### STORED RECORDS
◆ ◆ ◆ ◆ ◆ ◆ ◆
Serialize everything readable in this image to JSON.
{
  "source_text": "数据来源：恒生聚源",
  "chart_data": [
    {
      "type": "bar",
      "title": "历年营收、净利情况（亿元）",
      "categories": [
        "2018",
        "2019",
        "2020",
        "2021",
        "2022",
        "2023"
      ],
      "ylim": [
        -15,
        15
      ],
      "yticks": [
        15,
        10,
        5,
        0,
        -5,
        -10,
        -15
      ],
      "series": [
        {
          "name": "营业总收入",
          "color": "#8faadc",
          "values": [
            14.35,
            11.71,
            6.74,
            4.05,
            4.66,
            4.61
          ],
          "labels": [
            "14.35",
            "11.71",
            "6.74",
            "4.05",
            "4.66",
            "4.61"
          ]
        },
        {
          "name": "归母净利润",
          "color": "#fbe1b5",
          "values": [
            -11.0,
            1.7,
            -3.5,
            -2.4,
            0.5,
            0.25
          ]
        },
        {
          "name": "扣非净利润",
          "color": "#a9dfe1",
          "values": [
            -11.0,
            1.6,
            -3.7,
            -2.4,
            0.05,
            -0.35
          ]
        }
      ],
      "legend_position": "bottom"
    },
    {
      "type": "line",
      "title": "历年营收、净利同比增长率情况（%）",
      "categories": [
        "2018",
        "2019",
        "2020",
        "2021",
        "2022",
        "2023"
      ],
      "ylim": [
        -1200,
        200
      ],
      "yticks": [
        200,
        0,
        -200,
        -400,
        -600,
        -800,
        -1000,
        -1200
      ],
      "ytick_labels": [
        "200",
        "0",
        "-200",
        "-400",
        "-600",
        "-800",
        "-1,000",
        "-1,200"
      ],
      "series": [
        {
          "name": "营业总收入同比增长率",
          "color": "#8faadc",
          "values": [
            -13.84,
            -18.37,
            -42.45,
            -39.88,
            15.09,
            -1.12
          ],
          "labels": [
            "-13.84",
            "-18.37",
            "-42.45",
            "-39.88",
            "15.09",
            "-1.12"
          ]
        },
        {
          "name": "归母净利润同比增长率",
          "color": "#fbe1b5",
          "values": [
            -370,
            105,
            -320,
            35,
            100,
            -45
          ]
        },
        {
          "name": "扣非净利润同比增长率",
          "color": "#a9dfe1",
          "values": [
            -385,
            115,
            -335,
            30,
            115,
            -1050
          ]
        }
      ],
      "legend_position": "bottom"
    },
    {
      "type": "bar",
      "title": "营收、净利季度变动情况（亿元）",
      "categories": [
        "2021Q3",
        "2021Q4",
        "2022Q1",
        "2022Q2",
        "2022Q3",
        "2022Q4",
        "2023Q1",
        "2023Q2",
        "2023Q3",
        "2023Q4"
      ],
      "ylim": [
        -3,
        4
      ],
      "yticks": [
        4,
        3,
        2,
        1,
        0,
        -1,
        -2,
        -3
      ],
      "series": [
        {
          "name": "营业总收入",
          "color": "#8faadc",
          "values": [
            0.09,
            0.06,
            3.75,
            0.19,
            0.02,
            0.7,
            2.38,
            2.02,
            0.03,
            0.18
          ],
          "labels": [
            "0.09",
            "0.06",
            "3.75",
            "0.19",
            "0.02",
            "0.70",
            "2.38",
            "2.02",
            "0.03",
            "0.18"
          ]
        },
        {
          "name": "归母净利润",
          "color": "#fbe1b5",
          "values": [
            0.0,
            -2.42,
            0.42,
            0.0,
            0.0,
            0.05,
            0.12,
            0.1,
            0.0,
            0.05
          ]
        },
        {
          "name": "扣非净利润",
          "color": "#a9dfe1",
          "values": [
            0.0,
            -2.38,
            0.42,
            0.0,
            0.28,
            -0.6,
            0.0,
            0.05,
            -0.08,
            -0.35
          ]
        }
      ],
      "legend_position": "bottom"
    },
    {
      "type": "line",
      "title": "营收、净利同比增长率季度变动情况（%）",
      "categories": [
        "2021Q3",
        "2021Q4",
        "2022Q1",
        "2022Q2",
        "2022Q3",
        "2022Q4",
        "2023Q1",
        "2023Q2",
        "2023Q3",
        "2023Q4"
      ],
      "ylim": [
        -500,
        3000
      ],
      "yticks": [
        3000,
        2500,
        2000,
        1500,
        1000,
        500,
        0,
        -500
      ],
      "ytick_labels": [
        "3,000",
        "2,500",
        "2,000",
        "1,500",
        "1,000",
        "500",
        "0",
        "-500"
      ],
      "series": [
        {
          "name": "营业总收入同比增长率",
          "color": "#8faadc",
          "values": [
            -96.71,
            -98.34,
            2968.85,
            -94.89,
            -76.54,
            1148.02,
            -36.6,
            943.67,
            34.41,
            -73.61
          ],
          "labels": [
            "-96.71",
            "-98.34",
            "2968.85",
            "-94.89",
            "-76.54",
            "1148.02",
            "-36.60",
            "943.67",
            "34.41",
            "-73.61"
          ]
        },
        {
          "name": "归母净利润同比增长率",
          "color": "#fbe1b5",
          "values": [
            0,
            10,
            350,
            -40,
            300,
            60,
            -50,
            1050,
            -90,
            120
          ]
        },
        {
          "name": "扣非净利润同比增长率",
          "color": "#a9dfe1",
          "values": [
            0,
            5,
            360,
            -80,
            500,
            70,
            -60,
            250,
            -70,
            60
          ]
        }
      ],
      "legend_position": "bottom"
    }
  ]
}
◆ ◆ ◆ ◆ ◆ ◆ ◆
### STATED TASK
Copy all of the material word for word.

### FINAL ANSWER
Serialize everything readable in this image to JSON.
{
  "source_text": "数据来源：恒生聚源",
  "chart_data": [
    {
      "type": "bar",
      "title": "历年营收、净利情况（亿元）",
      "categories": [
        "2018",
        "2019",
        "2020",
        "2021",
        "2022",
        "2023"
      ],
      "ylim": [
        -15,
        15
      ],
      "yticks": [
        15,
        10,
        5,
        0,
        -5,
        -10,
        -15
      ],
      "series": [
        {
          "name": "营业总收入",
          "color": "#8faadc",
          "values": [
            14.35,
            11.71,
            6.74,
            4.05,
            4.66,
            4.61
          ],
          "labels": [
            "14.35",
            "11.71",
            "6.74",
            "4.05",
            "4.66",
            "4.61"
          ]
        },
        {
          "name": "归母净利润",
          "color": "#fbe1b5",
          "values": [
            -11.0,
            1.7,
            -3.5,
            -2.4,
            0.5,
            0.25
          ]
        },
        {
          "name": "扣非净利润",
          "color": "#a9dfe1",
          "values": [
            -11.0,
            1.6,
            -3.7,
            -2.4,
            0.05,
            -0.35
          ]
        }
      ],
      "legend_position": "bottom"
    },
    {
      "type": "line",
      "title": "历年营收、净利同比增长率情况（%）",
      "categories": [
        "2018",
        "2019",
        "2020",
        "2021",
        "2022",
        "2023"
      ],
      "ylim": [
        -1200,
        200
      ],
      "yticks": [
        200,
        0,
        -200,
        -400,
        -600,
        -800,
        -1000,
        -1200
      ],
      "ytick_labels": [
        "200",
        "0",
        "-200",
        "-400",
        "-600",
        "-800",
        "-1,000",
        "-1,200"
      ],
      "series": [
        {
          "name": "营业总收入同比增长率",
          "color": "#8faadc",
          "values": [
            -13.84,
            -18.37,
            -42.45,
            -39.88,
            15.09,
            -1.12
          ],
          "labels": [
            "-13.84",
            "-18.37",
            "-42.45",
            "-39.88",
            "15.09",
            "-1.12"
          ]
        },
        {
          "name": "归母净利润同比增长率",
          "color": "#fbe1b5",
          "values": [
            -370,
            105,
            -320,
            35,
            100,
            -45
          ]
        },
        {
          "name": "扣非净利润同比增长率",
          "color": "#a9dfe1",
          "values": [
            -385,
            115,
            -335,
            30,
            115,
            -1050
          ]
        }
      ],
      "legend_position": "bottom"
    },
    {
      "type": "bar",
      "title": "营收、净利季度变动情况（亿元）",
      "categories": [
        "2021Q3",
        "2021Q4",
        "2022Q1",
        "2022Q2",
        "2022Q3",
        "2022Q4",
        "2023Q1",
        "2023Q2",
        "2023Q3",
        "2023Q4"
      ],
      "ylim": [
        -3,
        4
      ],
      "yticks": [
        4,
        3,
        2,
        1,
        0,
        -1,
        -2,
        -3
      ],
      "series": [
        {
          "name": "营业总收入",
          "color": "#8faadc",
          "values": [
            0.09,
            0.06,
            3.75,
            0.19,
            0.02,
            0.7,
            2.38,
            2.02,
            0.03,
            0.18
          ],
          "labels": [
            "0.09",
            "0.06",
            "3.75",
            "0.19",
            "0.02",
            "0.70",
            "2.38",
            "2.02",
            "0.03",
            "0.18"
          ]
        },
        {
          "name": "归母净利润",
          "color": "#fbe1b5",
          "values": [
            0.0,
            -2.42,
            0.42,
            0.0,
            0.0,
            0.05,
            0.12,
            0.1,
            0.0,
            0.05
          ]
        },
        {
          "name": "扣非净利润",
          "color": "#a9dfe1",
          "values": [
            0.0,
            -2.38,
            0.42,
            0.0,
            0.28,
            -0.6,
            0.0,
            0.05,
            -0.08,
            -0.35
          ]
        }
      ],
      "legend_position": "bottom"
    },
    {
      "type": "line",
      "title": "营收、净利同比增长率季度变动情况（%）",
      "categories": [
        "2021Q3",
        "2021Q4",
        "2022Q1",
        "2022Q2",
        "2022Q3",
        "2022Q4",
        "2023Q1",
        "2023Q2",
        "2023Q3",
        "2023Q4"
      ],
      "ylim": [
        -500,
        3000
      ],
      "yticks": [
        3000,
        2500,
        2000,
        1500,
        1000,
        500,
        0,
        -500
      ],
      "ytick_labels": [
        "3,000",
        "2,500",
        "2,000",
        "1,500",
        "1,000",
        "500",
        "0",
        "-500"
      ],
      "series": [
        {
          "name": "营业总收入同比增长率",
          "color": "#8faadc",
          "values": [
            -96.71,
            -98.34,
            2968.85,
            -94.89,
            -76.54,
            1148.02,
            -36.6,
            943.67,
            34.41,
            -73.61
          ],
          "labels": [
            "-96.71",
            "-98.34",
            "2968.85",
            "-94.89",
            "-76.54",
            "1148.02",
            "-36.60",
            "943.67",
            "34.41",
            "-73.61"
          ]
        },
        {
          "name": "归母净利润同比增长率",
          "color": "#fbe1b5",
          "values": [
            0,
            10,
            350,
            -40,
            300,
            60,
            -50,
            1050,
            -90,
            120
          ]
        },
        {
          "name": "扣非净利润同比增长率",
          "color": "#a9dfe1",
          "values": [
            0,
            5,
            360,
            -80,
            500,
            70,
            -60,
            250,
            -70,
            60
          ]
        }
      ],
      "legend_position": "bottom"
    }
  ]
}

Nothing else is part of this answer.